_Required work_:
Copy out each line featuring the string "Uchuu" from the entries beneath.

□ □ □ □ □ □ □

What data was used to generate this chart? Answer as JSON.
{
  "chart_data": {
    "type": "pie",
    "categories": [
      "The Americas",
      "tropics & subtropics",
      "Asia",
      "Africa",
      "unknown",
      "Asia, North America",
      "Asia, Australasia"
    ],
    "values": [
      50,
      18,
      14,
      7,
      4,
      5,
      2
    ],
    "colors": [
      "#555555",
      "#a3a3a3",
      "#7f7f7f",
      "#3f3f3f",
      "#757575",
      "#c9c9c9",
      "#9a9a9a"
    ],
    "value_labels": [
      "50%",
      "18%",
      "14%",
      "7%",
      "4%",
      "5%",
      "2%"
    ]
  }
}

□ □ □ □ □ □ □

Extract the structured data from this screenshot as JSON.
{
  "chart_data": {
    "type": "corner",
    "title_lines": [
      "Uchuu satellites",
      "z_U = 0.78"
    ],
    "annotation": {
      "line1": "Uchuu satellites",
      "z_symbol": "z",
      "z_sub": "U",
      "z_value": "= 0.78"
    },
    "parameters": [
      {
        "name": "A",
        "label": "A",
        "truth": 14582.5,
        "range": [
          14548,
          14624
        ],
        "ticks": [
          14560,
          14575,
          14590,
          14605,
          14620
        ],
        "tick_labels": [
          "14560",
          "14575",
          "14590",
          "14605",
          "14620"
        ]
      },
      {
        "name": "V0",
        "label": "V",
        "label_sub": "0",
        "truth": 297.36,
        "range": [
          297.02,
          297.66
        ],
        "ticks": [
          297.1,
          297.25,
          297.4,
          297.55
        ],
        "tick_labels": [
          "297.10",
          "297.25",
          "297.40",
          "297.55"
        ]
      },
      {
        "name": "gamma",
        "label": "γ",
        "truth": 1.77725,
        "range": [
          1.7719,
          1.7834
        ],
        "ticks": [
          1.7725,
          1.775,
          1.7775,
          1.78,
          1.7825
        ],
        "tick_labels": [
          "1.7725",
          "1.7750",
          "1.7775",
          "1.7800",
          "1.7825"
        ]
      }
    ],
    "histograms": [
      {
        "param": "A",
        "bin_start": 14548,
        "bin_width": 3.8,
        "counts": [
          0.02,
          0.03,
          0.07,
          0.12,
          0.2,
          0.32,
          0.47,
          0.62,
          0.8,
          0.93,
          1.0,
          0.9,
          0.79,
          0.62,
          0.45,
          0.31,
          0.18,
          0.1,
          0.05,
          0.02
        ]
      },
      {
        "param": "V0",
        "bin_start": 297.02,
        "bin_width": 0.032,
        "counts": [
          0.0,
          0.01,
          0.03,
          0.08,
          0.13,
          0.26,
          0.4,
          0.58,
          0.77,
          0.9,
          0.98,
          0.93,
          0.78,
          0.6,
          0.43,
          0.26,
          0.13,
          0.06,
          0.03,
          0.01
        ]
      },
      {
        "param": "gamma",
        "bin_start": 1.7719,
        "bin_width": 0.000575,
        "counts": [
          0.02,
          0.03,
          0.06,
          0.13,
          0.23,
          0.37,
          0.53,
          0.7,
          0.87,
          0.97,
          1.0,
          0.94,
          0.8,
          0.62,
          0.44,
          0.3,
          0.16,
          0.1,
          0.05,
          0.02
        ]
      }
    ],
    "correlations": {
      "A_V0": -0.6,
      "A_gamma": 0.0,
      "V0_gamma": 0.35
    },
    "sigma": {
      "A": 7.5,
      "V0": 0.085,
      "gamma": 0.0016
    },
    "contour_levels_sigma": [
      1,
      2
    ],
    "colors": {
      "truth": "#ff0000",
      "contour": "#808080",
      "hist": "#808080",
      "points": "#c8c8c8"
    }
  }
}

□ □ □ □ □ □ □

_Result for this exercise_:
      "Uchuu satellites",
      "line1": "Uchuu satellites",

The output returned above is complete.